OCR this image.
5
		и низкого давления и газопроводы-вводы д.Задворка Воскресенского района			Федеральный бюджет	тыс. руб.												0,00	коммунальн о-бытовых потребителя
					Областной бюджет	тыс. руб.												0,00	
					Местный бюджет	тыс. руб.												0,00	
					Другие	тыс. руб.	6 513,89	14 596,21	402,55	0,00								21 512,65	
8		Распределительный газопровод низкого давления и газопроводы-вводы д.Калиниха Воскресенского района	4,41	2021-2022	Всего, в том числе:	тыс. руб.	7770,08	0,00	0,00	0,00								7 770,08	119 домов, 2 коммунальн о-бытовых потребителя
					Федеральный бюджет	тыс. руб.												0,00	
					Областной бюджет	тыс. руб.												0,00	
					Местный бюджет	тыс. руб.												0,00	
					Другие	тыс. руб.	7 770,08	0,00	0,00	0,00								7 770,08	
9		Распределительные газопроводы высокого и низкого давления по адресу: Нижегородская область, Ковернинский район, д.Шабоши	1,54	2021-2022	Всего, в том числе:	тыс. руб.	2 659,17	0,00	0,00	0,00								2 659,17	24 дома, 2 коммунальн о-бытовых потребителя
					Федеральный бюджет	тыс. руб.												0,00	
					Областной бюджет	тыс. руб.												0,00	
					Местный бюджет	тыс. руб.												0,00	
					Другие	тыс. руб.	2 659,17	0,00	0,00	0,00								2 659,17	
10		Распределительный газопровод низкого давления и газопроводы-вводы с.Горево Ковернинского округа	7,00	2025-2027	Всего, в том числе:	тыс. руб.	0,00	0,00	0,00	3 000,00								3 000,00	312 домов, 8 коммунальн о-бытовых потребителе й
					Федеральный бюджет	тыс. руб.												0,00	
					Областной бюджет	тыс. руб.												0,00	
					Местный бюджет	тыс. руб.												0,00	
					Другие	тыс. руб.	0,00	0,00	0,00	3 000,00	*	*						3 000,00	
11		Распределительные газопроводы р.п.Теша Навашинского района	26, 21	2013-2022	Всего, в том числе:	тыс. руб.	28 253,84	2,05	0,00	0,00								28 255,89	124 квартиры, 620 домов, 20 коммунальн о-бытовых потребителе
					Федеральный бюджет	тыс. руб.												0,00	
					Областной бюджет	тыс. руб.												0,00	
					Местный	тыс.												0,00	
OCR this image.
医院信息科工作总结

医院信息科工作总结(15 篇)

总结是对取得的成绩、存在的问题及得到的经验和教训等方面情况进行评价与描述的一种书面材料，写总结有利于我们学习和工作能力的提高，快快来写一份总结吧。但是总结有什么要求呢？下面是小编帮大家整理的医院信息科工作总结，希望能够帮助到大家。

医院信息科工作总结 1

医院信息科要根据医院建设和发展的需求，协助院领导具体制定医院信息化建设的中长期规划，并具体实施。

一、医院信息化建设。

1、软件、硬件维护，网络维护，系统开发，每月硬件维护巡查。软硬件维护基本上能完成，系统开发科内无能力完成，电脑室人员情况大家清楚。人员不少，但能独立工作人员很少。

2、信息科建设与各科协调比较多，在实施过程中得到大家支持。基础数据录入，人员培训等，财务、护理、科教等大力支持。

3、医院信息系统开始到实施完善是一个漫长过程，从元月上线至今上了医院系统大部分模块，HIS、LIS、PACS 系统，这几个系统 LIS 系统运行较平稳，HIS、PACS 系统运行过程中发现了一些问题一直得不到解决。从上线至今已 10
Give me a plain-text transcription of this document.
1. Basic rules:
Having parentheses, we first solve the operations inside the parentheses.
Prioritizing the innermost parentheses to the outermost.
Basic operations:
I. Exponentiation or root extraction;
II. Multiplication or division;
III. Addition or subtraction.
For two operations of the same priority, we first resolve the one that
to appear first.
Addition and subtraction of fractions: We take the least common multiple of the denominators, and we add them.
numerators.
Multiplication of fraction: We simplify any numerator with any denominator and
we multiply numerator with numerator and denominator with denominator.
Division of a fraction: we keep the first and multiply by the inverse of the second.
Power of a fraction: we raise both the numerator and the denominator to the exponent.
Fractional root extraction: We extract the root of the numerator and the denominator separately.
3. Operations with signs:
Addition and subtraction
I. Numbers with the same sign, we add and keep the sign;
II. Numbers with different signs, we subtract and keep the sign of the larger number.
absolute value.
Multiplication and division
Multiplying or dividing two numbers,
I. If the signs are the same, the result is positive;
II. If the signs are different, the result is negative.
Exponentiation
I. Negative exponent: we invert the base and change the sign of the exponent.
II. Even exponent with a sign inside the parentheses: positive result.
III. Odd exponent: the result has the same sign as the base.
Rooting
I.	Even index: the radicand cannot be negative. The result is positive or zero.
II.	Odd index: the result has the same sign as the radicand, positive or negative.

Aim:
Reproduce the full listing exactly.

Exercise solution:
OCR this image.
5
		и низкого давления и газопроводы-вводы д.Задворка Воскресенского района			Федеральный бюджет	тыс. руб.												0,00	коммунальн о-бытовых потребителя
					Областной бюджет	тыс. руб.												0,00	
					Местный бюджет	тыс. руб.												0,00	
					Другие	тыс. руб.	6 513,89	14 596,21	402,55	0,00								21 512,65	
8		Распределительный газопровод низкого давления и газопроводы-вводы д.Калиниха Воскресенского района	4,41	2021-2022	Всего, в том числе:	тыс. руб.	7770,08	0,00	0,00	0,00								7 770,08	119 домов, 2 коммунальн о-бытовых потребителя
					Федеральный бюджет	тыс. руб.												0,00	
					Областной бюджет	тыс. руб.												0,00	
					Местный бюджет	тыс. руб.												0,00	
					Другие	тыс. руб.	7 770,08	0,00	0,00	0,00								7 770,08	
9		Распределительные газопроводы высокого и низкого давления по адресу: Нижегородская область, Ковернинский район, д.Шабоши	1,54	2021-2022	Всего, в том числе:	тыс. руб.	2 659,17	0,00	0,00	0,00								2 659,17	24 дома, 2 коммунальн о-бытовых потребителя
					Федеральный бюджет	тыс. руб.												0,00	
					Областной бюджет	тыс. руб.												0,00	
					Местный бюджет	тыс. руб.												0,00	
					Другие	тыс. руб.	2 659,17	0,00	0,00	0,00								2 659,17	
10		Распределительный газопровод низкого давления и газопроводы-вводы с.Горево Ковернинского округа	7,00	2025-2027	Всего, в том числе:	тыс. руб.	0,00	0,00	0,00	3 000,00								3 000,00	312 домов, 8 коммунальн о-бытовых потребителе й
					Федеральный бюджет	тыс. руб.												0,00	
					Областной бюджет	тыс. руб.												0,00	
					Местный бюджет	тыс. руб.												0,00	
					Другие	тыс. руб.	0,00	0,00	0,00	3 000,00	*	*						3 000,00	
11		Распределительные газопроводы р.п.Теша Навашинского района	26, 21	2013-2022	Всего, в том числе:	тыс. руб.	28 253,84	2,05	0,00	0,00								28 255,89	124 квартиры, 620 домов, 20 коммунальн о-бытовых потребителе
					Федеральный бюджет	тыс. руб.												0,00	
					Областной бюджет	тыс. руб.												0,00	
					Местный	тыс.												0,00	
OCR this image.
医院信息科工作总结

医院信息科工作总结(15 篇)

总结是对取得的成绩、存在的问题及得到的经验和教训等方面情况进行评价与描述的一种书面材料，写总结有利于我们学习和工作能力的提高，快快来写一份总结吧。但是总结有什么要求呢？下面是小编帮大家整理的医院信息科工作总结，希望能够帮助到大家。

医院信息科工作总结 1

医院信息科要根据医院建设和发展的需求，协助院领导具体制定医院信息化建设的中长期规划，并具体实施。

一、医院信息化建设。

1、软件、硬件维护，网络维护，系统开发，每月硬件维护巡查。软硬件维护基本上能完成，系统开发科内无能力完成，电脑室人员情况大家清楚。人员不少，但能独立工作人员很少。

2、信息科建设与各科协调比较多，在实施过程中得到大家支持。基础数据录入，人员培训等，财务、护理、科教等大力支持。

3、医院信息系统开始到实施完善是一个漫长过程，从元月上线至今上了医院系统大部分模块，HIS、LIS、PACS 系统，这几个系统 LIS 系统运行较平稳，HIS、PACS 系统运行过程中发现了一些问题一直得不到解决。从上线至今已 10
Give me a plain-text transcription of this document.
1. Basic rules:
Having parentheses, we first solve the operations inside the parentheses.
Prioritizing the innermost parentheses to the outermost.
Basic operations:
I. Exponentiation or root extraction;
II. Multiplication or division;
III. Addition or subtraction.
For two operations of the same priority, we first resolve the one that
to appear first.
Addition and subtraction of fractions: We take the least common multiple of the denominators, and we add them.
numerators.
Multiplication of fraction: We simplify any numerator with any denominator and
we multiply numerator with numerator and denominator with denominator.
Division of a fraction: we keep the first and multiply by the inverse of the second.
Power of a fraction: we raise both the numerator and the denominator to the exponent.
Fractional root extraction: We extract the root of the numerator and the denominator separately.
3. Operations with signs:
Addition and subtraction
I. Numbers with the same sign, we add and keep the sign;
II. Numbers with different signs, we subtract and keep the sign of the larger number.
absolute value.
Multiplication and division
Multiplying or dividing two numbers,
I. If the signs are the same, the result is positive;
II. If the signs are different, the result is negative.
Exponentiation
I. Negative exponent: we invert the base and change the sign of the exponent.
II. Even exponent with a sign inside the parentheses: positive result.
III. Odd exponent: the result has the same sign as the base.
Rooting
I.	Even index: the radicand cannot be negative. The result is positive or zero.
II.	Odd index: the result has the same sign as the radicand, positive or negative.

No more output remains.